## [Exercise aim]
Scan the lines below for the word "title". Copy each line you find it in.
- - -
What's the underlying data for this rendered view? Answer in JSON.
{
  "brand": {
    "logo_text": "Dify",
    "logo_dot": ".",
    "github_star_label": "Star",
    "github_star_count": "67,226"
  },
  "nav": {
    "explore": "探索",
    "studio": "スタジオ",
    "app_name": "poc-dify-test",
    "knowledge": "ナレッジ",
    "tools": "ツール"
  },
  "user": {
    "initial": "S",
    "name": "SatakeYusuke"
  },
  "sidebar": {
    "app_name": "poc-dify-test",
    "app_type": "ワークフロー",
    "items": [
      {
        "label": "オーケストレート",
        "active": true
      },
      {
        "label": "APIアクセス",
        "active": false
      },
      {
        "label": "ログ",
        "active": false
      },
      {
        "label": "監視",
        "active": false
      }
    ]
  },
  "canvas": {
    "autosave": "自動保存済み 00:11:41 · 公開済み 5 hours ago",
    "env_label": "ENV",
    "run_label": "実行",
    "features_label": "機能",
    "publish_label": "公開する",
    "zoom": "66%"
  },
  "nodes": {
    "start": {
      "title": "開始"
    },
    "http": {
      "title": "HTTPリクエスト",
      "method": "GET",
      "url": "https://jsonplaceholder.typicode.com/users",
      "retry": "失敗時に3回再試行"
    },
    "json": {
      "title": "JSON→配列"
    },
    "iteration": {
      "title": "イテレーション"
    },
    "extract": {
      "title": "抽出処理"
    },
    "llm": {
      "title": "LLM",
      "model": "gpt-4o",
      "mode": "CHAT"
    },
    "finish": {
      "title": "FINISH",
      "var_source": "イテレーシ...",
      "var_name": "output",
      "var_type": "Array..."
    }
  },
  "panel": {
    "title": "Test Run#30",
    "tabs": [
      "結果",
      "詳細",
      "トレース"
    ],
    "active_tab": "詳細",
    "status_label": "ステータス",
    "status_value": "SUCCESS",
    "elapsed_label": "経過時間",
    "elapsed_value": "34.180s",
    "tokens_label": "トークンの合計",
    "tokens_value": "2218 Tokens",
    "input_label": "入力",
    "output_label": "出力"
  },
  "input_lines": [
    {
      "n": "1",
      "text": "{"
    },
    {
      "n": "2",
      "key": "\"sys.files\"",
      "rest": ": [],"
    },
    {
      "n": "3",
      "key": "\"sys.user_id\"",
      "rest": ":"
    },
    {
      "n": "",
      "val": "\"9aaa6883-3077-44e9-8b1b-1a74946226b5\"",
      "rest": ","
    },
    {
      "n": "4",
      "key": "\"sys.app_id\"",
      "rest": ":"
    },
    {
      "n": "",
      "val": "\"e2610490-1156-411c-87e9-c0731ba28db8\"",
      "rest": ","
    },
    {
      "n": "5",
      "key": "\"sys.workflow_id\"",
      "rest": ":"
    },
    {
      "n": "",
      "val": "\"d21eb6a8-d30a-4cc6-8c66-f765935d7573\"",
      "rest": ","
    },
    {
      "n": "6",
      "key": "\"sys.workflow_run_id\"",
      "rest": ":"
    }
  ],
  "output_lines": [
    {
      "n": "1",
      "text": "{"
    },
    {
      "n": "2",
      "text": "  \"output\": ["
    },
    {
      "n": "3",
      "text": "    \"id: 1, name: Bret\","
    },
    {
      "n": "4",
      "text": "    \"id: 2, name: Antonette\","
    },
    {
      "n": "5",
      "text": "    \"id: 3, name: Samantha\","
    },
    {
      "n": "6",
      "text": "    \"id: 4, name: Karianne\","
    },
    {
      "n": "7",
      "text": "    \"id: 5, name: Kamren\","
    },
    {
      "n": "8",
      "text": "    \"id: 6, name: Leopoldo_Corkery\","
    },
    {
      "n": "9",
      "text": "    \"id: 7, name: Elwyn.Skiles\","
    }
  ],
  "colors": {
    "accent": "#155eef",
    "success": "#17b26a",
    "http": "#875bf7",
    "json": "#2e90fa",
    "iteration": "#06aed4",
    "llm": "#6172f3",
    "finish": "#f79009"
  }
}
- - -
## [Answer below]
      "title": "開始"
      "title": "HTTPリクエスト",
      "title": "JSON→配列"
      "title": "イテレーション"
      "title": "抽出処理"
      "title": "LLM",
      "title": "FINISH",
    "title": "Test Run#30",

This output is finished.